● **THE TASK**:
Search the material for the word "machine" and report each line where it turns up.

● **INPUT MATERIAL**:
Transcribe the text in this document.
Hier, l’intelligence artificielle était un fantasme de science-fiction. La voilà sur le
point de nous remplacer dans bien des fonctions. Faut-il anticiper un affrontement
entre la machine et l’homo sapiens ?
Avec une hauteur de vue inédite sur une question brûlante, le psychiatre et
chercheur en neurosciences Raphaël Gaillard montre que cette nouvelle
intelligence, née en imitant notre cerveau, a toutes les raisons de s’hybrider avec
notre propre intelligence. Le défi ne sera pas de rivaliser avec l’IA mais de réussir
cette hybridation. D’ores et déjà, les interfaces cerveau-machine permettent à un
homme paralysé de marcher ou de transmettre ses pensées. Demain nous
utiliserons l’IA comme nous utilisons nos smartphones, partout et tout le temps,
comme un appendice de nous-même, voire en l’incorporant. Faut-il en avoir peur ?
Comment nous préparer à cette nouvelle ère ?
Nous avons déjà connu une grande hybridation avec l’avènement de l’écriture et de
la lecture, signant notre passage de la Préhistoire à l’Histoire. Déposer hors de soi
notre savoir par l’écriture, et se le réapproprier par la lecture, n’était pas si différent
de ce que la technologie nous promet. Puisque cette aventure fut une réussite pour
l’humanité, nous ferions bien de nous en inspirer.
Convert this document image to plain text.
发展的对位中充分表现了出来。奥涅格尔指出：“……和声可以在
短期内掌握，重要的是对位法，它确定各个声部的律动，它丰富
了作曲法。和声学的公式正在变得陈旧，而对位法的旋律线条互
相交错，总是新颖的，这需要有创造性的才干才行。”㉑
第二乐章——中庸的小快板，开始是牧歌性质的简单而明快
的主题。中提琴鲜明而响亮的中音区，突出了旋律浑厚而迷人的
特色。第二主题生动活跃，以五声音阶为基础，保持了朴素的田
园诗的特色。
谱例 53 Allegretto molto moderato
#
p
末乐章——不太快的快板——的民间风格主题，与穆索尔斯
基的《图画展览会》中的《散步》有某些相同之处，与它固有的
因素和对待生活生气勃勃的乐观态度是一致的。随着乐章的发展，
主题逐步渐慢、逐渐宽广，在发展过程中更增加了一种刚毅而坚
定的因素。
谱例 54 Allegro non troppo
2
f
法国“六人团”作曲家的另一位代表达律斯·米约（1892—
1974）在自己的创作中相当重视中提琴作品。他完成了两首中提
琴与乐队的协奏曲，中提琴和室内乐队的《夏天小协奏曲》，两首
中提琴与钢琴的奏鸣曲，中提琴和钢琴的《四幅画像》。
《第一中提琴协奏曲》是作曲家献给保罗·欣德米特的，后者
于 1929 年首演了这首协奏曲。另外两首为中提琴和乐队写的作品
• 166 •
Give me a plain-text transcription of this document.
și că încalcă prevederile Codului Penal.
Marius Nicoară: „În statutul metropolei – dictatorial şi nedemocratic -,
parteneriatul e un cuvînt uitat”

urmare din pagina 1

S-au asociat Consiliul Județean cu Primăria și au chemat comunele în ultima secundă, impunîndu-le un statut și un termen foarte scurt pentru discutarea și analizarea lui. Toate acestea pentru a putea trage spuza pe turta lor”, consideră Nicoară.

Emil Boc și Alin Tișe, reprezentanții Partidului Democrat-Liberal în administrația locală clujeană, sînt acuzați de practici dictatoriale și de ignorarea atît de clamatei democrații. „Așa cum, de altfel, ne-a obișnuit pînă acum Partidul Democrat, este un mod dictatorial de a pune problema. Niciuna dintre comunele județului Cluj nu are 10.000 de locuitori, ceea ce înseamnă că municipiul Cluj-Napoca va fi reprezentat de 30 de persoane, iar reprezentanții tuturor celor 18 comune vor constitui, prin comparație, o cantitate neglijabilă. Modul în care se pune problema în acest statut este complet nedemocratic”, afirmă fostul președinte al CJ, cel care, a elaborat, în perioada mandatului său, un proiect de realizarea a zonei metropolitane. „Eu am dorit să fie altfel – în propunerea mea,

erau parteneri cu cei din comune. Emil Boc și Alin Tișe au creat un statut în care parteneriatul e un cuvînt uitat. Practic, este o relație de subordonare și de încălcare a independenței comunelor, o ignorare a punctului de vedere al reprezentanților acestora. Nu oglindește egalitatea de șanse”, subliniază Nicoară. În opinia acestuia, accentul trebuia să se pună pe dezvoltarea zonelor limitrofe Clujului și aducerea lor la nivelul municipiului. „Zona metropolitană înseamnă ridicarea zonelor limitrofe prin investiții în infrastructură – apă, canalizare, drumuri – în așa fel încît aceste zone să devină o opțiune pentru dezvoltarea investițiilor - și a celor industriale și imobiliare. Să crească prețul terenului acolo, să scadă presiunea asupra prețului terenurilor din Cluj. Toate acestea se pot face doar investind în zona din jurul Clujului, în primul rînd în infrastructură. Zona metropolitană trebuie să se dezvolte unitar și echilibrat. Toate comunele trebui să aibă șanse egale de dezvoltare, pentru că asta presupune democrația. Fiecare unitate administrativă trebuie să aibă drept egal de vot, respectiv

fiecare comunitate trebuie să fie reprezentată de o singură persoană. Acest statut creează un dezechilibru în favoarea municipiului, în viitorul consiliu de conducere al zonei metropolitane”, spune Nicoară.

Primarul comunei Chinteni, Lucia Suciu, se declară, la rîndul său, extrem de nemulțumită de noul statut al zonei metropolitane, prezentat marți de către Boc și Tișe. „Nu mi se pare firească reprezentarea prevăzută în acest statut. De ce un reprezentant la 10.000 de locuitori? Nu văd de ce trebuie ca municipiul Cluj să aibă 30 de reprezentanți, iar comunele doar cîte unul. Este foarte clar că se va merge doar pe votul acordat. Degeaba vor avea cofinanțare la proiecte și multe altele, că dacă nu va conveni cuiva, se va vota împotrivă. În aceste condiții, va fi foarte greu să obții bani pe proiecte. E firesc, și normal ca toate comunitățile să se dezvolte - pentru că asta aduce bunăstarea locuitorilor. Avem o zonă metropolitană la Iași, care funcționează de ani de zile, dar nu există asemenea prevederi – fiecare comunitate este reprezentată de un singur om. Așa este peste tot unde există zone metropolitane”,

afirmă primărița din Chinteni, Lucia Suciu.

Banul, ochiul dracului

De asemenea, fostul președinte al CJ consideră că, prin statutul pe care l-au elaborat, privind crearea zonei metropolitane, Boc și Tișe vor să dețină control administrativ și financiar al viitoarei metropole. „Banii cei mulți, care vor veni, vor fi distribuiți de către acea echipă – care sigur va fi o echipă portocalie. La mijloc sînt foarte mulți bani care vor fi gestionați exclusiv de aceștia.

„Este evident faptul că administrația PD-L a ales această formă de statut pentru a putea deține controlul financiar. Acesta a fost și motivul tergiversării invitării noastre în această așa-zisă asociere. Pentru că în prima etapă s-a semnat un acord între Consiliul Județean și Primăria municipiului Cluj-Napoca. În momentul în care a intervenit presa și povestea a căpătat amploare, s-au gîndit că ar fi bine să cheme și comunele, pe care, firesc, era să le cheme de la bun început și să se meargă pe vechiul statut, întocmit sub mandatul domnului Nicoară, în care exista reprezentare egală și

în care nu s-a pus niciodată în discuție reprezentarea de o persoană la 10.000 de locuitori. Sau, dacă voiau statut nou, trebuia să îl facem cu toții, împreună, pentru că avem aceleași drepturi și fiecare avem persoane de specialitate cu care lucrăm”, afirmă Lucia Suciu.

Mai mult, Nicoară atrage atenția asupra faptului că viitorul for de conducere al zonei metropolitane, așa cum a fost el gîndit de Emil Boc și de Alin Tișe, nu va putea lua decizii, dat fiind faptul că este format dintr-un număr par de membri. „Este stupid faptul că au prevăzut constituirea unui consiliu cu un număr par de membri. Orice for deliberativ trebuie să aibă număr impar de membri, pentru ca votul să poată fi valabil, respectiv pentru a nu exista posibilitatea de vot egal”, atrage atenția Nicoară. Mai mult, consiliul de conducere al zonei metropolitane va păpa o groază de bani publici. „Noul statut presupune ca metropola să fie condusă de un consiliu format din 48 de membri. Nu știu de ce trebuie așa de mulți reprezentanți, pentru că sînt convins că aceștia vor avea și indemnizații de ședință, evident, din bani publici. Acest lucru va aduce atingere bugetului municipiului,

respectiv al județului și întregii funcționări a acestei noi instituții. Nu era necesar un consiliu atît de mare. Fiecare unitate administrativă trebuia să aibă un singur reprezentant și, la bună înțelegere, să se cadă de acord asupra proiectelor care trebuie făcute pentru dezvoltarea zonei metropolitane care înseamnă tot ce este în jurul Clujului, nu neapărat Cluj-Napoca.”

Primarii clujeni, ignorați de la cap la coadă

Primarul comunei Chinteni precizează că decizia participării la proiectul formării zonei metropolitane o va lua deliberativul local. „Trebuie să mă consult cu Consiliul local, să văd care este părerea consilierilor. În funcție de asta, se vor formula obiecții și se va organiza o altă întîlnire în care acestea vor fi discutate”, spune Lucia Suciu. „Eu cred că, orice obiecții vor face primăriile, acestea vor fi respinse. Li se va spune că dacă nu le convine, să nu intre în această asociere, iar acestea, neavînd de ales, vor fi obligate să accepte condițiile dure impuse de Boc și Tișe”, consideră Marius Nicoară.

● **EXERCISE RESPONSE**:
entre la machine et l’homo sapiens ?
cette hybridation. D’ores et déjà, les interfaces cerveau-machine permettent à un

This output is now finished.